Extracted records:
┌────────
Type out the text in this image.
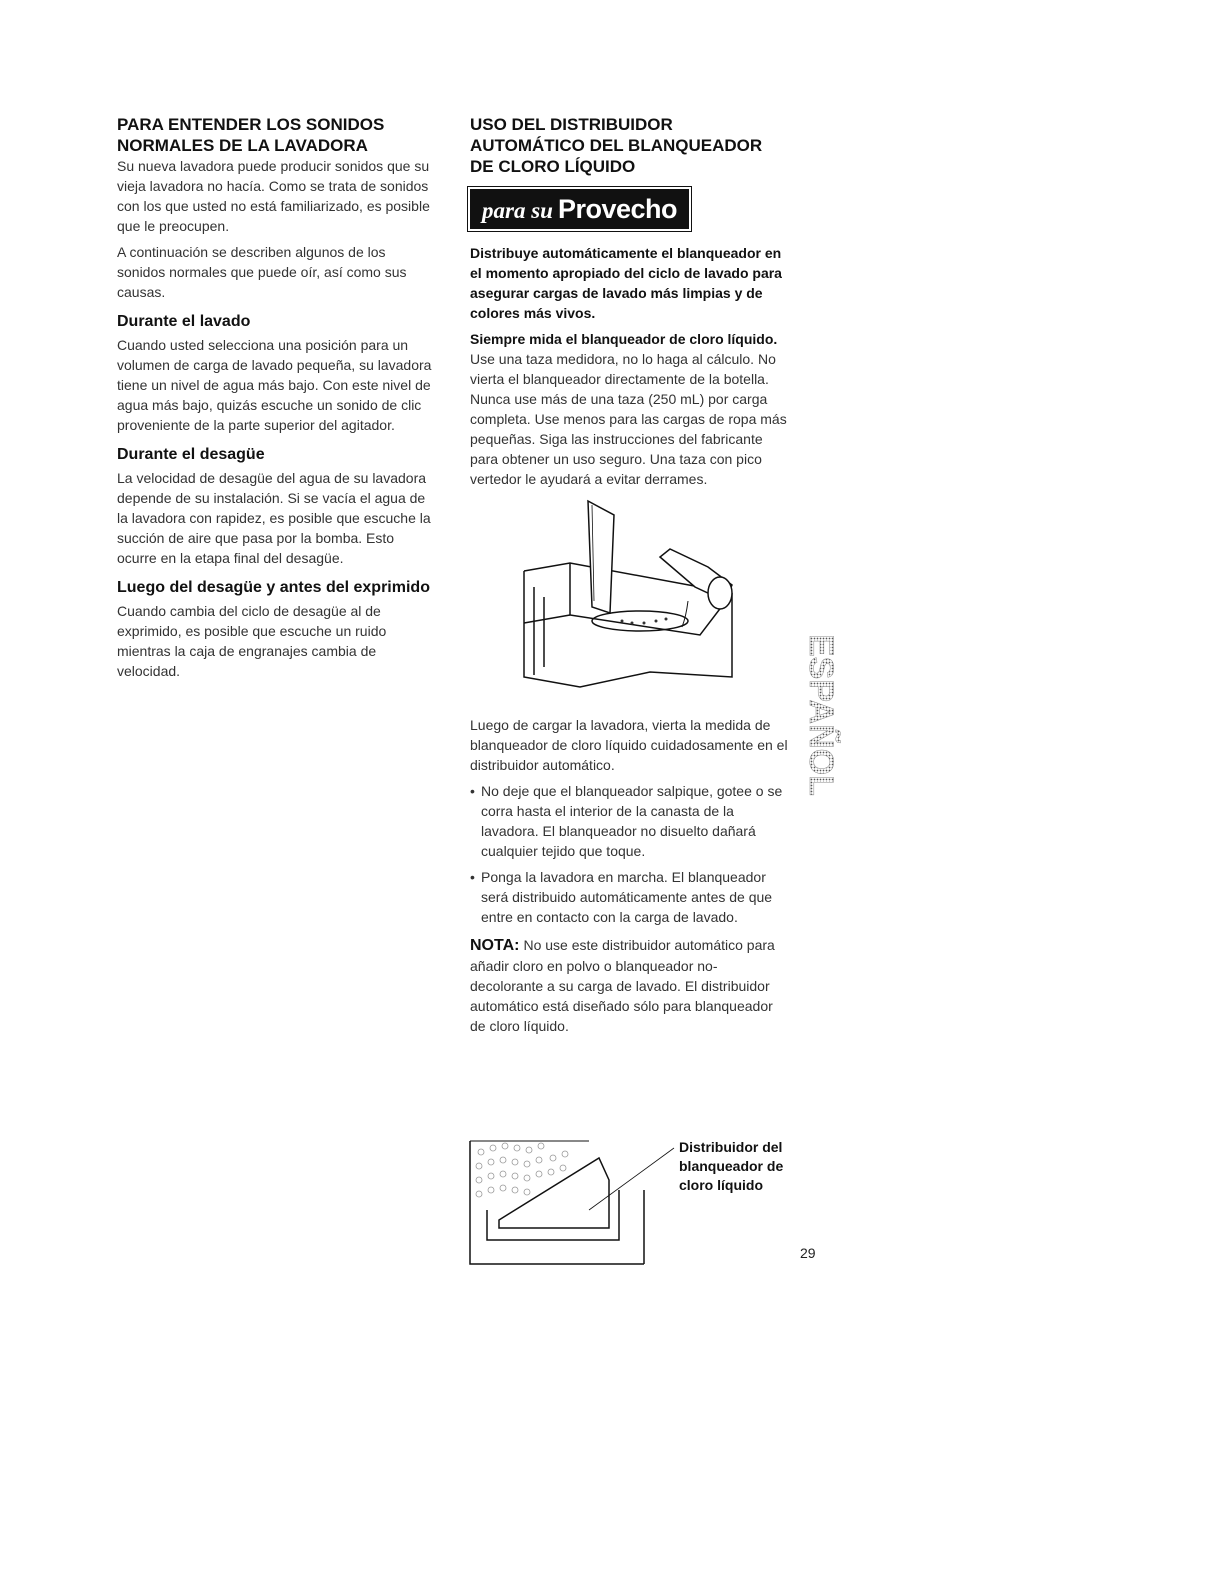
PARA ENTENDER LOS SONIDOS NORMALES DE LA LAVADORA

Su nueva lavadora puede producir sonidos que su vieja lavadora no hacía. Como se trata de sonidos con los que usted no está familiarizado, es posible que le preocupen.

A continuación se describen algunos de los sonidos normales que puede oír, así como sus causas.

Durante el lavado

Cuando usted selecciona una posición para un volumen de carga de lavado pequeña, su lavadora tiene un nivel de agua más bajo. Con este nivel de agua más bajo, quizás escuche un sonido de clic proveniente de la parte superior del agitador.

Durante el desagüe

La velocidad de desagüe del agua de su lavadora depende de su instalación. Si se vacía el agua de la lavadora con rapidez, es posible que escuche la succión de aire que pasa por la bomba. Esto ocurre en la etapa final del desagüe.

Luego del desagüe y antes del exprimido

Cuando cambia del ciclo de desagüe al de exprimido, es posible que escuche un ruido mientras la caja de engranajes cambia de velocidad.

USO DEL DISTRIBUIDOR AUTOMÁTICO DEL BLANQUEADOR DE CLORO LÍQUIDO
para su Provecho

Distribuye automáticamente el blanqueador en el momento apropiado del ciclo de lavado para asegurar cargas de lavado más limpias y de colores más vivos.

Siempre mida el blanqueador de cloro líquido. Use una taza medidora, no lo haga al cálculo. No vierta el blanqueador directamente de la botella. Nunca use más de una taza (250 mL) por carga completa. Use menos para las cargas de ropa más pequeñas. Siga las instrucciones del fabricante para obtener un uso seguro. Una taza con pico vertedor le ayudará a evitar derrames.

Luego de cargar la lavadora, vierta la medida de blanqueador de cloro líquido cuidadosamente en el distribuidor automático.

• No deje que el blanqueador salpique, gotee o se corra hasta el interior de la canasta de la lavadora. El blanqueador no disuelto dañará cualquier tejido que toque.
• Ponga la lavadora en marcha. El blanqueador será distribuido automáticamente antes de que entre en contacto con la carga de lavado.

NOTA: No use este distribuidor automático para añadir cloro en polvo o blanqueador no-decolorante a su carga de lavado. El distribuidor automático está diseñado sólo para blanqueador de cloro líquido.

Distribuidor del blanqueador de cloro líquido
ESPAÑOL
29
└────────
> WRITTEN TASK
Give the number of lines in the records that contain the string "Cuando", with no other output.

> COMPLETE RESPONSE
2